_WORK ITEM_
Search the entries for lines that contain the word "JSON", and report each one found.

START DATA SUPPLIED

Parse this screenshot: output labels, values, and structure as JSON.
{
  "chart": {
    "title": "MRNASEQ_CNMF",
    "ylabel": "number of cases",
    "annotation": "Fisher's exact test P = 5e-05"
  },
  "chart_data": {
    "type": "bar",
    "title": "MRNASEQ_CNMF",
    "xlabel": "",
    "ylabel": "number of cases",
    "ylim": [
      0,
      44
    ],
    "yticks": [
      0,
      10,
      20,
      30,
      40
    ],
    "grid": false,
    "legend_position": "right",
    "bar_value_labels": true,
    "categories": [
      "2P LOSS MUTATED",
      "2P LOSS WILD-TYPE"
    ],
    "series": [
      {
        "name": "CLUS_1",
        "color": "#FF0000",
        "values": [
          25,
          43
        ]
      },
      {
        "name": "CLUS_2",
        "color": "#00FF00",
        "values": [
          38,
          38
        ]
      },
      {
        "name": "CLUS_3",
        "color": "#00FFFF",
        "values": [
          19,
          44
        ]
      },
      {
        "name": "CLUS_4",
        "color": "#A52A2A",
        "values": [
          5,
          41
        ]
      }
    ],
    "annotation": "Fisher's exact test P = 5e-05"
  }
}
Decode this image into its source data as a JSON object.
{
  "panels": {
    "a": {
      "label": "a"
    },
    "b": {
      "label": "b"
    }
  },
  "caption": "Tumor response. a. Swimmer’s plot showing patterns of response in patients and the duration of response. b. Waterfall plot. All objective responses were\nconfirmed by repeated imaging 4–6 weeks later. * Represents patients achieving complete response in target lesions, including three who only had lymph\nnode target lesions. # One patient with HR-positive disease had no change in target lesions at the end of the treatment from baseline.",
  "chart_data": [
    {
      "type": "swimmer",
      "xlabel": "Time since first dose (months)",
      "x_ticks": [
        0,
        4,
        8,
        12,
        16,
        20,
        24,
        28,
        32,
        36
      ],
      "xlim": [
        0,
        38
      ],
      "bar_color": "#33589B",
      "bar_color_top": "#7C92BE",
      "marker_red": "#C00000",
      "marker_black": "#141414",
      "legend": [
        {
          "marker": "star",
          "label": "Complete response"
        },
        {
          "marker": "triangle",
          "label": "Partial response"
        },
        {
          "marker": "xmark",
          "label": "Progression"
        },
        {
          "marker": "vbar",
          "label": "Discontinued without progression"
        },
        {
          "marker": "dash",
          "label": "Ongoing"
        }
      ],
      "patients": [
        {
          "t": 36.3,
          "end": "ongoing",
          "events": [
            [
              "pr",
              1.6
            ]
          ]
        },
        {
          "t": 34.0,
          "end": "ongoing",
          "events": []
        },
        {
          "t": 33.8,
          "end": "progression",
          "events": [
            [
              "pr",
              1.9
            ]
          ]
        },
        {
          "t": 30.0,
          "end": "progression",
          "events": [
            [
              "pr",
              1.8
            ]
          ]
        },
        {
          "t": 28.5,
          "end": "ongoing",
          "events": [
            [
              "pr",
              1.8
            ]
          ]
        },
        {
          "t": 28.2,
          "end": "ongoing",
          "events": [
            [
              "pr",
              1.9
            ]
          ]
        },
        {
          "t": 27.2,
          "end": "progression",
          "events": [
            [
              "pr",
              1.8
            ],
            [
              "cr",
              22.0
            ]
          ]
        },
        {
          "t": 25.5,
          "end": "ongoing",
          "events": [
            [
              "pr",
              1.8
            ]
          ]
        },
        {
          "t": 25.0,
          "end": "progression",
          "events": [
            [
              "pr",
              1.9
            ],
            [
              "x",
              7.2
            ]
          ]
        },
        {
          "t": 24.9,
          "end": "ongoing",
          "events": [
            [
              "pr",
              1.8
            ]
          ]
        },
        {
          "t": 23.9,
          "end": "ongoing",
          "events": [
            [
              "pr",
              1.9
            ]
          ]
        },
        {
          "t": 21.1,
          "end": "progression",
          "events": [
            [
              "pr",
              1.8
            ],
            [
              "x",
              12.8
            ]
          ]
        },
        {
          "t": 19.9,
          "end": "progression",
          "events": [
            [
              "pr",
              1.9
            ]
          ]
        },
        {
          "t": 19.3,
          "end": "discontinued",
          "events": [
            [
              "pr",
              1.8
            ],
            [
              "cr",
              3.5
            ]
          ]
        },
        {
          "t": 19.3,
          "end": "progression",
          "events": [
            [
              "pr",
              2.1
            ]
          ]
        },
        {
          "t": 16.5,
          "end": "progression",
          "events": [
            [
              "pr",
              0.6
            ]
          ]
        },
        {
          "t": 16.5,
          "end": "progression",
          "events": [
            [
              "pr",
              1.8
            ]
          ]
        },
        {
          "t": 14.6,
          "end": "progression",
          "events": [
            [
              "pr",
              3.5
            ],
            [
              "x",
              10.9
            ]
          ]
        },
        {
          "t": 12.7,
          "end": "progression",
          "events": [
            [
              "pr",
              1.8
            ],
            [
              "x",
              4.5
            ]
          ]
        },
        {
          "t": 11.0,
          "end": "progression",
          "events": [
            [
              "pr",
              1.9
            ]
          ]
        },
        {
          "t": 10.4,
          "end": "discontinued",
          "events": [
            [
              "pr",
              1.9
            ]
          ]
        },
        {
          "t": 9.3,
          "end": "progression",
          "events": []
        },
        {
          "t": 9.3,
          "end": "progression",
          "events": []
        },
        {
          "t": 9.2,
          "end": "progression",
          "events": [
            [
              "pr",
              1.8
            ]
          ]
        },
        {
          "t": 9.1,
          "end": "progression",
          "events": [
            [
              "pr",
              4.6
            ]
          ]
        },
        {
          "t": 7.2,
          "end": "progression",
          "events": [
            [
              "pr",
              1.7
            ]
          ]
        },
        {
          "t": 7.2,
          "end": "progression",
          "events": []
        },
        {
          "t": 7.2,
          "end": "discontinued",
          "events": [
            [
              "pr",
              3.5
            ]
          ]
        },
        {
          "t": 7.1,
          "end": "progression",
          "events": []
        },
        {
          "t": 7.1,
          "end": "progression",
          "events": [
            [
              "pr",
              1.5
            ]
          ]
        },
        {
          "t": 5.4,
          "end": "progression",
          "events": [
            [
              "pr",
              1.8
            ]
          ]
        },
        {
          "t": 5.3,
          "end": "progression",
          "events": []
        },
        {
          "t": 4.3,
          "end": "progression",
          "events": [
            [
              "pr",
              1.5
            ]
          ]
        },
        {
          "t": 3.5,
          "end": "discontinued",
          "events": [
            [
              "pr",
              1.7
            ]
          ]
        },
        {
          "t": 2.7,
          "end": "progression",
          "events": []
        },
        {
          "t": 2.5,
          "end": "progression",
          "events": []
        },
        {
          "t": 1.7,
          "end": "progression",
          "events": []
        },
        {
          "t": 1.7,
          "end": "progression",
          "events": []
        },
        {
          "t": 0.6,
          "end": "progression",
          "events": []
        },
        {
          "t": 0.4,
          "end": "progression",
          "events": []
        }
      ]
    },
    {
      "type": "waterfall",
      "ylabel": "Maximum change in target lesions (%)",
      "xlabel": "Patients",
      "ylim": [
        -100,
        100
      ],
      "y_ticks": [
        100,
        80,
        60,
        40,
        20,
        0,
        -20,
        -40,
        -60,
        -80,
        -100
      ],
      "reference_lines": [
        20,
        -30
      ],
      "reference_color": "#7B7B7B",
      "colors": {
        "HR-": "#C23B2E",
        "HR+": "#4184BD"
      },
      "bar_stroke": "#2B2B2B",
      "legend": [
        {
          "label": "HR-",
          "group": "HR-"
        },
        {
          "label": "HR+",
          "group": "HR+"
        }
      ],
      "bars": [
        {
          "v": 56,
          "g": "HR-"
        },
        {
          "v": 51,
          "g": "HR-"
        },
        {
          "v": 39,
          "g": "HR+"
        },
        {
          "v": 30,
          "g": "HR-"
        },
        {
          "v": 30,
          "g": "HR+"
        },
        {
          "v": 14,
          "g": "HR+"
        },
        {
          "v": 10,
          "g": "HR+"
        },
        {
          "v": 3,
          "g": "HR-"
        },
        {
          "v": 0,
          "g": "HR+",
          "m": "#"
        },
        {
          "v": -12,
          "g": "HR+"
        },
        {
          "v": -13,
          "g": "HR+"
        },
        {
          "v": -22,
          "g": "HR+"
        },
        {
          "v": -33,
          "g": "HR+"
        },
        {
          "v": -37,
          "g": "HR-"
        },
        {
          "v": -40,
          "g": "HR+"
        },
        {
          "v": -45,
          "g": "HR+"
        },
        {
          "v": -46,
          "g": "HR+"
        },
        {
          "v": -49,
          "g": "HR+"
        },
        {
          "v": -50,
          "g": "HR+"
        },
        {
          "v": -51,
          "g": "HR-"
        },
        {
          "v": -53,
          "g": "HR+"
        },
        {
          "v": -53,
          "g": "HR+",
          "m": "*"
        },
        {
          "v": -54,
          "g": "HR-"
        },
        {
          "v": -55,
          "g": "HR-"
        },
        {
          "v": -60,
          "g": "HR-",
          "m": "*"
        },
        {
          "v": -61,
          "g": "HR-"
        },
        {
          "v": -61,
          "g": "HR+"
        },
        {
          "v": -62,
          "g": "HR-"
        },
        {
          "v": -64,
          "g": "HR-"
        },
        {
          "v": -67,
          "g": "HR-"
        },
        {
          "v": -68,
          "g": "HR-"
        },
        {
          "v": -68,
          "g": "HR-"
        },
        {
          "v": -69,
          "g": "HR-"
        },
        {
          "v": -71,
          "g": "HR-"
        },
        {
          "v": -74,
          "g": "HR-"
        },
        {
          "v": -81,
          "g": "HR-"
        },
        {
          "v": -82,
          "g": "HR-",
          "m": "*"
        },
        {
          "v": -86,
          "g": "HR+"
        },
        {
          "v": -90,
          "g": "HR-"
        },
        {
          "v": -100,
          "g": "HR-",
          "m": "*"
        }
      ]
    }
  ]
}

END DATA SUPPLIED

_RESPONSE_
Parse this screenshot: output labels, values, and structure as JSON.
Decode this image into its source data as a JSON object.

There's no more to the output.